> Task to complete:
Would you return all of this data exactly, leaving nothing out?

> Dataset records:
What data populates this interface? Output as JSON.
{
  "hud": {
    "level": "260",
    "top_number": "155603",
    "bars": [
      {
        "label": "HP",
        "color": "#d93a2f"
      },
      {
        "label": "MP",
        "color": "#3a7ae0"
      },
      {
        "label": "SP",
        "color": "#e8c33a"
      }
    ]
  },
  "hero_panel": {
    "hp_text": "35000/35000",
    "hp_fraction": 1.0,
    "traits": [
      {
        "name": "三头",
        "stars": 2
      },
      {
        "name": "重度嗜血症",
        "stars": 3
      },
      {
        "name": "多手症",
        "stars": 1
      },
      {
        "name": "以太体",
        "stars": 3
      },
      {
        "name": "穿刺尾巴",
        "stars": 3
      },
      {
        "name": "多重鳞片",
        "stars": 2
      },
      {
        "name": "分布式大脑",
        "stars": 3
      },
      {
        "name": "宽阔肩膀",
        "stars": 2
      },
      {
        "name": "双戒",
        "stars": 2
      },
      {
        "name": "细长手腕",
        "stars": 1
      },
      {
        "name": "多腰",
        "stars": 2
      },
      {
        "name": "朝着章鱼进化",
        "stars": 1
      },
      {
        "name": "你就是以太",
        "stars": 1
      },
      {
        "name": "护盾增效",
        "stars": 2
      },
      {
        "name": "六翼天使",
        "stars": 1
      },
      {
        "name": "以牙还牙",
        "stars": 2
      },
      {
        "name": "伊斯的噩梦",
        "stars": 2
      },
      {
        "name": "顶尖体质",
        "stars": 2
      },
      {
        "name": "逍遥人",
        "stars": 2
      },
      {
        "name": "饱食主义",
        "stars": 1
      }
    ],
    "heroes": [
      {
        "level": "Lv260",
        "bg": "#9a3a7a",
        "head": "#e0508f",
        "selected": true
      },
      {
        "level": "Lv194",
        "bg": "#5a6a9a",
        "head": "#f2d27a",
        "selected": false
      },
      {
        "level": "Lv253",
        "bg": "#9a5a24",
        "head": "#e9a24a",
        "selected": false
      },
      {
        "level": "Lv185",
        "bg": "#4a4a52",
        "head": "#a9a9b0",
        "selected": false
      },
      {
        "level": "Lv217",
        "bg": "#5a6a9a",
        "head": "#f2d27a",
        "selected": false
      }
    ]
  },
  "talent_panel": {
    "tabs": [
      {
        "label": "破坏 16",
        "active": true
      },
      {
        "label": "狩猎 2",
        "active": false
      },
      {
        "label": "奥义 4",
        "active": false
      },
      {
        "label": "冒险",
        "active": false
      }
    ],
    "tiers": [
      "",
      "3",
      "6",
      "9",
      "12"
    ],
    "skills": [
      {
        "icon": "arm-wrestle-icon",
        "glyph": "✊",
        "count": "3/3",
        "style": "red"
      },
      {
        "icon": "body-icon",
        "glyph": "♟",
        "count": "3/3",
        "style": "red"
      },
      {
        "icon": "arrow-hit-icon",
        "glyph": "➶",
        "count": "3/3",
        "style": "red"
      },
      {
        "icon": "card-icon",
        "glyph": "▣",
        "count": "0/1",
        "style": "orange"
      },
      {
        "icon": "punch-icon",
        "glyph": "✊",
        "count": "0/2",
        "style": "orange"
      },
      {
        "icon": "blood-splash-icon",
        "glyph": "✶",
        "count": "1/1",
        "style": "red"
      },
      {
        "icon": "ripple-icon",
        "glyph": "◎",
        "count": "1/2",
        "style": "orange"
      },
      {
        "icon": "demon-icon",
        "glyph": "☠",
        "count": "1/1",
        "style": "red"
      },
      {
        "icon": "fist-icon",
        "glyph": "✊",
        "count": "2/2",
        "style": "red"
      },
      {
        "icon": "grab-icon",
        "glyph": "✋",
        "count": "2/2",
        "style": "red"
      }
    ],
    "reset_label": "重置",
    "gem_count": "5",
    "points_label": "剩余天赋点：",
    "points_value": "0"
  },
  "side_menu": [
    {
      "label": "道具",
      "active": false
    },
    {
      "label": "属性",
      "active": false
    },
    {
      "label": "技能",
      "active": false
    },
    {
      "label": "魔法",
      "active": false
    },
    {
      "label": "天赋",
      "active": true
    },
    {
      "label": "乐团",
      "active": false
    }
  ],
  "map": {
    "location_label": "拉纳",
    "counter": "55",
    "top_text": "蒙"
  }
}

> Expected output:
What data populates this interface? Output as JSON.
{
  "hud": {
    "level": "260",
    "top_number": "155603",
    "bars": [
      {
        "label": "HP",
        "color": "#d93a2f"
      },
      {
        "label": "MP",
        "color": "#3a7ae0"
      },
      {
        "label": "SP",
        "color": "#e8c33a"
      }
    ]
  },
  "hero_panel": {
    "hp_text": "35000/35000",
    "hp_fraction": 1.0,
    "traits": [
      {
        "name": "三头",
        "stars": 2
      },
      {
        "name": "重度嗜血症",
        "stars": 3
      },
      {
        "name": "多手症",
        "stars": 1
      },
      {
        "name": "以太体",
        "stars": 3
      },
      {
        "name": "穿刺尾巴",
        "stars": 3
      },
      {
        "name": "多重鳞片",
        "stars": 2
      },
      {
        "name": "分布式大脑",
        "stars": 3
      },
      {
        "name": "宽阔肩膀",
        "stars": 2
      },
      {
        "name": "双戒",
        "stars": 2
      },
      {
        "name": "细长手腕",
        "stars": 1
      },
      {
        "name": "多腰",
        "stars": 2
      },
      {
        "name": "朝着章鱼进化",
        "stars": 1
      },
      {
        "name": "你就是以太",
        "stars": 1
      },
      {
        "name": "护盾增效",
        "stars": 2
      },
      {
        "name": "六翼天使",
        "stars": 1
      },
      {
        "name": "以牙还牙",
        "stars": 2
      },
      {
        "name": "伊斯的噩梦",
        "stars": 2
      },
      {
        "name": "顶尖体质",
        "stars": 2
      },
      {
        "name": "逍遥人",
        "stars": 2
      },
      {
        "name": "饱食主义",
        "stars": 1
      }
    ],
    "heroes": [
      {
        "level": "Lv260",
        "bg": "#9a3a7a",
        "head": "#e0508f",
        "selected": true
      },
      {
        "level": "Lv194",
        "bg": "#5a6a9a",
        "head": "#f2d27a",
        "selected": false
      },
      {
        "level": "Lv253",
        "bg": "#9a5a24",
        "head": "#e9a24a",
        "selected": false
      },
      {
        "level": "Lv185",
        "bg": "#4a4a52",
        "head": "#a9a9b0",
        "selected": false
      },
      {
        "level": "Lv217",
        "bg": "#5a6a9a",
        "head": "#f2d27a",
        "selected": false
      }
    ]
  },
  "talent_panel": {
    "tabs": [
      {
        "label": "破坏 16",
        "active": true
      },
      {
        "label": "狩猎 2",
        "active": false
      },
      {
        "label": "奥义 4",
        "active": false
      },
      {
        "label": "冒险",
        "active": false
      }
    ],
    "tiers": [
      "",
      "3",
      "6",
      "9",
      "12"
    ],
    "skills": [
      {
        "icon": "arm-wrestle-icon",
        "glyph": "✊",
        "count": "3/3",
        "style": "red"
      },
      {
        "icon": "body-icon",
        "glyph": "♟",
        "count": "3/3",
        "style": "red"
      },
      {
        "icon": "arrow-hit-icon",
        "glyph": "➶",
        "count": "3/3",
        "style": "red"
      },
      {
        "icon": "card-icon",
        "glyph": "▣",
        "count": "0/1",
        "style": "orange"
      },
      {
        "icon": "punch-icon",
        "glyph": "✊",
        "count": "0/2",
        "style": "orange"
      },
      {
        "icon": "blood-splash-icon",
        "glyph": "✶",
        "count": "1/1",
        "style": "red"
      },
      {
        "icon": "ripple-icon",
        "glyph": "◎",
        "count": "1/2",
        "style": "orange"
      },
      {
        "icon": "demon-icon",
        "glyph": "☠",
        "count": "1/1",
        "style": "red"
      },
      {
        "icon": "fist-icon",
        "glyph": "✊",
        "count": "2/2",
        "style": "red"
      },
      {
        "icon": "grab-icon",
        "glyph": "✋",
        "count": "2/2",
        "style": "red"
      }
    ],
    "reset_label": "重置",
    "gem_count": "5",
    "points_label": "剩余天赋点：",
    "points_value": "0"
  },
  "side_menu": [
    {
      "label": "道具",
      "active": false
    },
    {
      "label": "属性",
      "active": false
    },
    {
      "label": "技能",
      "active": false
    },
    {
      "label": "魔法",
      "active": false
    },
    {
      "label": "天赋",
      "active": true
    },
    {
      "label": "乐团",
      "active": false
    }
  ],
  "map": {
    "location_label": "拉纳",
    "counter": "55",
    "top_text": "蒙"
  }
}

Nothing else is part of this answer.